Repeat the data that follows, word for word, without the images.

- RECORDS FOR THE TASK
BEGIN
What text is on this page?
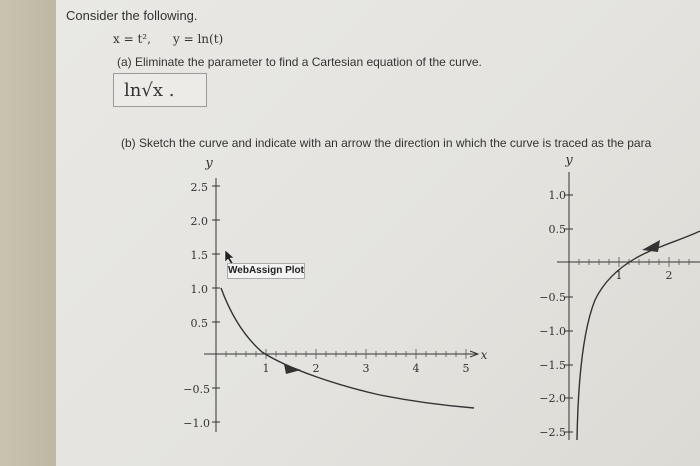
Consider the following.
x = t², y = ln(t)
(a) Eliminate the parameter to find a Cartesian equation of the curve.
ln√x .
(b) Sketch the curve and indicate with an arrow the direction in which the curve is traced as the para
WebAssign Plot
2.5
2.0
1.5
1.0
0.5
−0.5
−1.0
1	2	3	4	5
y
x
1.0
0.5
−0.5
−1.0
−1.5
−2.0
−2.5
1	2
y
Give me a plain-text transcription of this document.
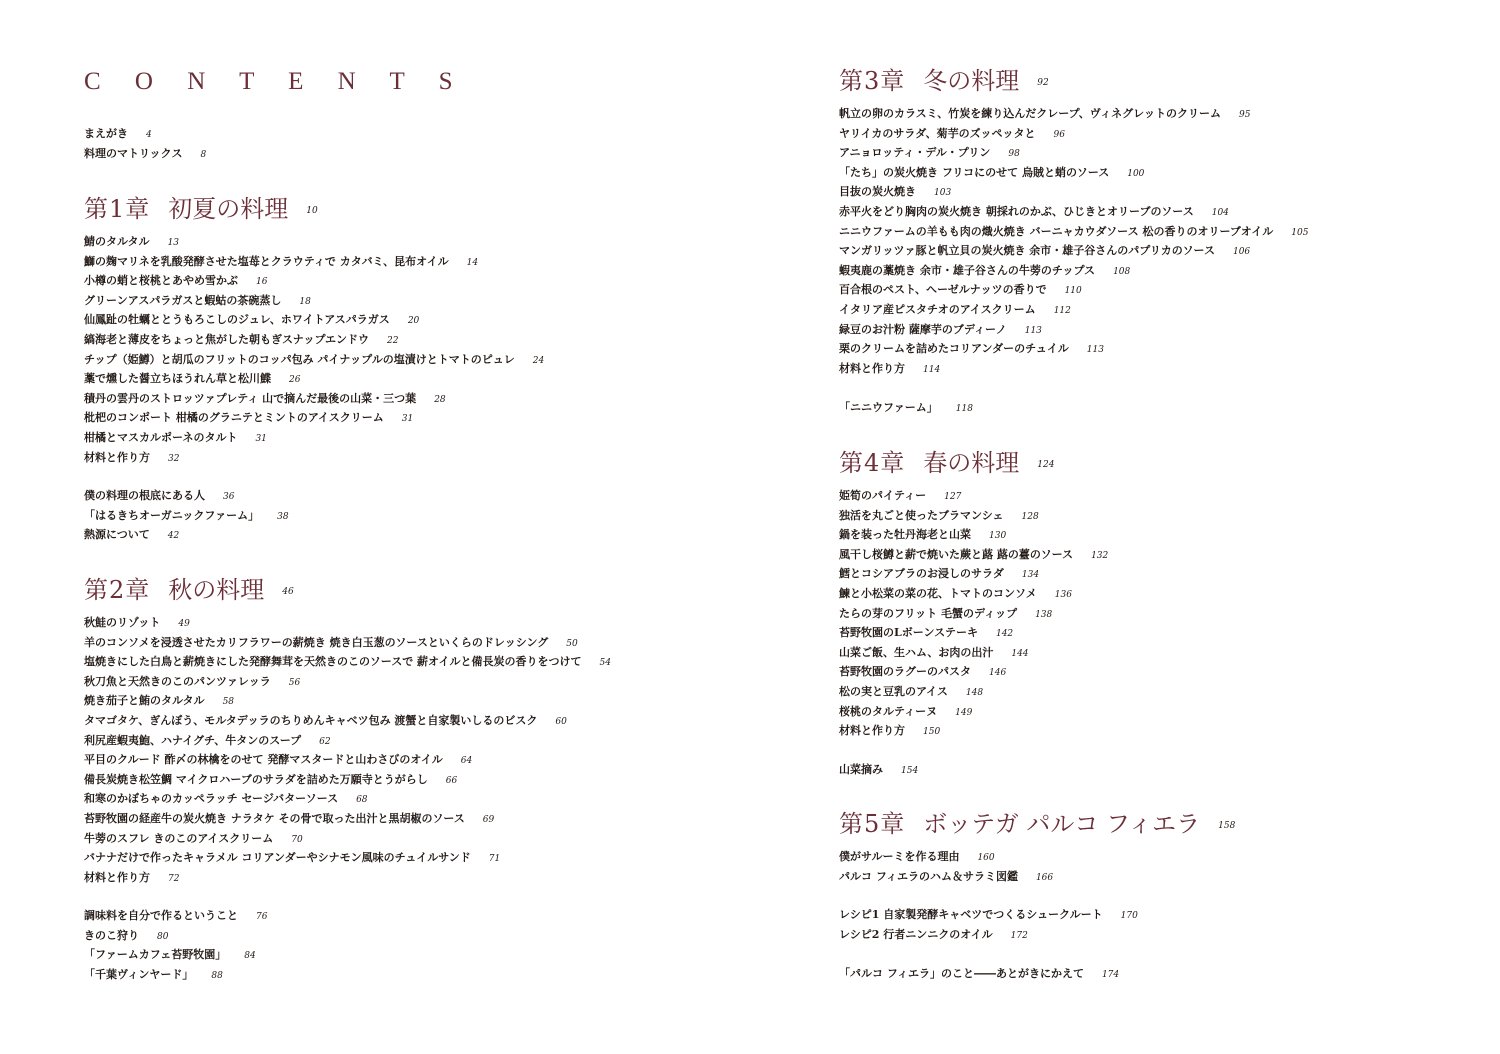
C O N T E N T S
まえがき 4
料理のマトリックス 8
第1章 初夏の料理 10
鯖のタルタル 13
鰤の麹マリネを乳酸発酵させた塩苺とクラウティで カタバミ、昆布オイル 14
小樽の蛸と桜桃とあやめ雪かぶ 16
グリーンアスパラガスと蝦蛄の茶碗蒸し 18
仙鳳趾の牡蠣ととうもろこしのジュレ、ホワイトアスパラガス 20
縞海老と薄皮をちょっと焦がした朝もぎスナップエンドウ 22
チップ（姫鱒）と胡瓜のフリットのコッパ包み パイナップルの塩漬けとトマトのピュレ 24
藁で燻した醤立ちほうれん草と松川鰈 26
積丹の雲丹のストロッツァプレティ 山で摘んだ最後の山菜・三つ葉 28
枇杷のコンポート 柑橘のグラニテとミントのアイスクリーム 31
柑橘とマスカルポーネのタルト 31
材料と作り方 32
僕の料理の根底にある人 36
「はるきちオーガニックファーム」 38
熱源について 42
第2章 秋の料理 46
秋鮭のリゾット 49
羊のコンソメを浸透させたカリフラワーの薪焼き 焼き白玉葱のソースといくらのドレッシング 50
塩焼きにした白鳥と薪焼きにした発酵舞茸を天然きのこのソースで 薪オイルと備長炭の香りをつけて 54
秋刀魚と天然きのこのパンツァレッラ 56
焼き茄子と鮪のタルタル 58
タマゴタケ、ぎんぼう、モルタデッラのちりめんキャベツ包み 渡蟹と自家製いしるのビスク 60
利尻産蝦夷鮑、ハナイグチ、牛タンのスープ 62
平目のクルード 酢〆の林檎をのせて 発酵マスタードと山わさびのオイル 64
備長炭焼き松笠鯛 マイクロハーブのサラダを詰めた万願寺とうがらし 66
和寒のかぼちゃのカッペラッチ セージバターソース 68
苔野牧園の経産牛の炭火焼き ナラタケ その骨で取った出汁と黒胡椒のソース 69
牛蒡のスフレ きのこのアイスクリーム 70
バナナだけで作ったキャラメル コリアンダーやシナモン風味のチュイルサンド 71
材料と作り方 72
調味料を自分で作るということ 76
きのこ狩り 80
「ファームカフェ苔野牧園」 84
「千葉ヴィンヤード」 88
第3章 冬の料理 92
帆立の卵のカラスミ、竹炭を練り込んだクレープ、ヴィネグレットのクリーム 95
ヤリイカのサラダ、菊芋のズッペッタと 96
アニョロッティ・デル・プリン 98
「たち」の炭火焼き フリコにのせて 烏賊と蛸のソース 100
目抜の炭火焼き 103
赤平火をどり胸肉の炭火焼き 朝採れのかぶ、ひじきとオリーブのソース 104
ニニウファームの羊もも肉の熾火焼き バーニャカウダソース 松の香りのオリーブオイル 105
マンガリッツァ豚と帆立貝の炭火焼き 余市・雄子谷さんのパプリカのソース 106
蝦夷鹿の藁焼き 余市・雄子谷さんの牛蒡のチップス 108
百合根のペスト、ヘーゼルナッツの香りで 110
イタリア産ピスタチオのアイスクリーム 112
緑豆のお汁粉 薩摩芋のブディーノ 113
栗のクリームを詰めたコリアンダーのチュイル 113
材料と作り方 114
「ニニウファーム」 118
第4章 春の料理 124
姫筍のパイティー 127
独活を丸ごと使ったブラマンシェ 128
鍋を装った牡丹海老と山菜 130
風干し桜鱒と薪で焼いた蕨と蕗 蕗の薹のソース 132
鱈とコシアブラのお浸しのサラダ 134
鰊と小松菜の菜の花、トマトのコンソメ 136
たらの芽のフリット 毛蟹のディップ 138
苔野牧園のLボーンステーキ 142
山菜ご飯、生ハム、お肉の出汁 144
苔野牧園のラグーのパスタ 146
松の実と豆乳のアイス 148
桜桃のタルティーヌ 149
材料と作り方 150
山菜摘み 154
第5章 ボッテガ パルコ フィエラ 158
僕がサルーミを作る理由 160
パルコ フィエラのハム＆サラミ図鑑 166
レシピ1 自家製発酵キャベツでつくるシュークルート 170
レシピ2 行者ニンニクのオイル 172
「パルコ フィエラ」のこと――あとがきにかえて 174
END
- THE RESULT
What text is on this page?
Consider the following.
x = t², y = ln(t)
(a) Eliminate the parameter to find a Cartesian equation of the curve.
ln√x .
(b) Sketch the curve and indicate with an arrow the direction in which the curve is traced as the para
WebAssign Plot
2.5
2.0
1.5
1.0
0.5
−0.5
−1.0
1	2	3	4	5
y
x
1.0
0.5
−0.5
−1.0
−1.5
−2.0
−2.5
1	2
y
Give me a plain-text transcription of this document.
C O N T E N T S
まえがき 4
料理のマトリックス 8
第1章 初夏の料理 10
鯖のタルタル 13
鰤の麹マリネを乳酸発酵させた塩苺とクラウティで カタバミ、昆布オイル 14
小樽の蛸と桜桃とあやめ雪かぶ 16
グリーンアスパラガスと蝦蛄の茶碗蒸し 18
仙鳳趾の牡蠣ととうもろこしのジュレ、ホワイトアスパラガス 20
縞海老と薄皮をちょっと焦がした朝もぎスナップエンドウ 22
チップ（姫鱒）と胡瓜のフリットのコッパ包み パイナップルの塩漬けとトマトのピュレ 24
藁で燻した醤立ちほうれん草と松川鰈 26
積丹の雲丹のストロッツァプレティ 山で摘んだ最後の山菜・三つ葉 28
枇杷のコンポート 柑橘のグラニテとミントのアイスクリーム 31
柑橘とマスカルポーネのタルト 31
材料と作り方 32
僕の料理の根底にある人 36
「はるきちオーガニックファーム」 38
熱源について 42
第2章 秋の料理 46
秋鮭のリゾット 49
羊のコンソメを浸透させたカリフラワーの薪焼き 焼き白玉葱のソースといくらのドレッシング 50
塩焼きにした白鳥と薪焼きにした発酵舞茸を天然きのこのソースで 薪オイルと備長炭の香りをつけて 54
秋刀魚と天然きのこのパンツァレッラ 56
焼き茄子と鮪のタルタル 58
タマゴタケ、ぎんぼう、モルタデッラのちりめんキャベツ包み 渡蟹と自家製いしるのビスク 60
利尻産蝦夷鮑、ハナイグチ、牛タンのスープ 62
平目のクルード 酢〆の林檎をのせて 発酵マスタードと山わさびのオイル 64
備長炭焼き松笠鯛 マイクロハーブのサラダを詰めた万願寺とうがらし 66
和寒のかぼちゃのカッペラッチ セージバターソース 68
苔野牧園の経産牛の炭火焼き ナラタケ その骨で取った出汁と黒胡椒のソース 69
牛蒡のスフレ きのこのアイスクリーム 70
バナナだけで作ったキャラメル コリアンダーやシナモン風味のチュイルサンド 71
材料と作り方 72
調味料を自分で作るということ 76
きのこ狩り 80
「ファームカフェ苔野牧園」 84
「千葉ヴィンヤード」 88
第3章 冬の料理 92
帆立の卵のカラスミ、竹炭を練り込んだクレープ、ヴィネグレットのクリーム 95
ヤリイカのサラダ、菊芋のズッペッタと 96
アニョロッティ・デル・プリン 98
「たち」の炭火焼き フリコにのせて 烏賊と蛸のソース 100
目抜の炭火焼き 103
赤平火をどり胸肉の炭火焼き 朝採れのかぶ、ひじきとオリーブのソース 104
ニニウファームの羊もも肉の熾火焼き バーニャカウダソース 松の香りのオリーブオイル 105
マンガリッツァ豚と帆立貝の炭火焼き 余市・雄子谷さんのパプリカのソース 106
蝦夷鹿の藁焼き 余市・雄子谷さんの牛蒡のチップス 108
百合根のペスト、ヘーゼルナッツの香りで 110
イタリア産ピスタチオのアイスクリーム 112
緑豆のお汁粉 薩摩芋のブディーノ 113
栗のクリームを詰めたコリアンダーのチュイル 113
材料と作り方 114
「ニニウファーム」 118
第4章 春の料理 124
姫筍のパイティー 127
独活を丸ごと使ったブラマンシェ 128
鍋を装った牡丹海老と山菜 130
風干し桜鱒と薪で焼いた蕨と蕗 蕗の薹のソース 132
鱈とコシアブラのお浸しのサラダ 134
鰊と小松菜の菜の花、トマトのコンソメ 136
たらの芽のフリット 毛蟹のディップ 138
苔野牧園のLボーンステーキ 142
山菜ご飯、生ハム、お肉の出汁 144
苔野牧園のラグーのパスタ 146
松の実と豆乳のアイス 148
桜桃のタルティーヌ 149
材料と作り方 150
山菜摘み 154
第5章 ボッテガ パルコ フィエラ 158
僕がサルーミを作る理由 160
パルコ フィエラのハム＆サラミ図鑑 166
レシピ1 自家製発酵キャベツでつくるシュークルート 170
レシピ2 行者ニンニクのオイル 172
「パルコ フィエラ」のこと――あとがきにかえて 174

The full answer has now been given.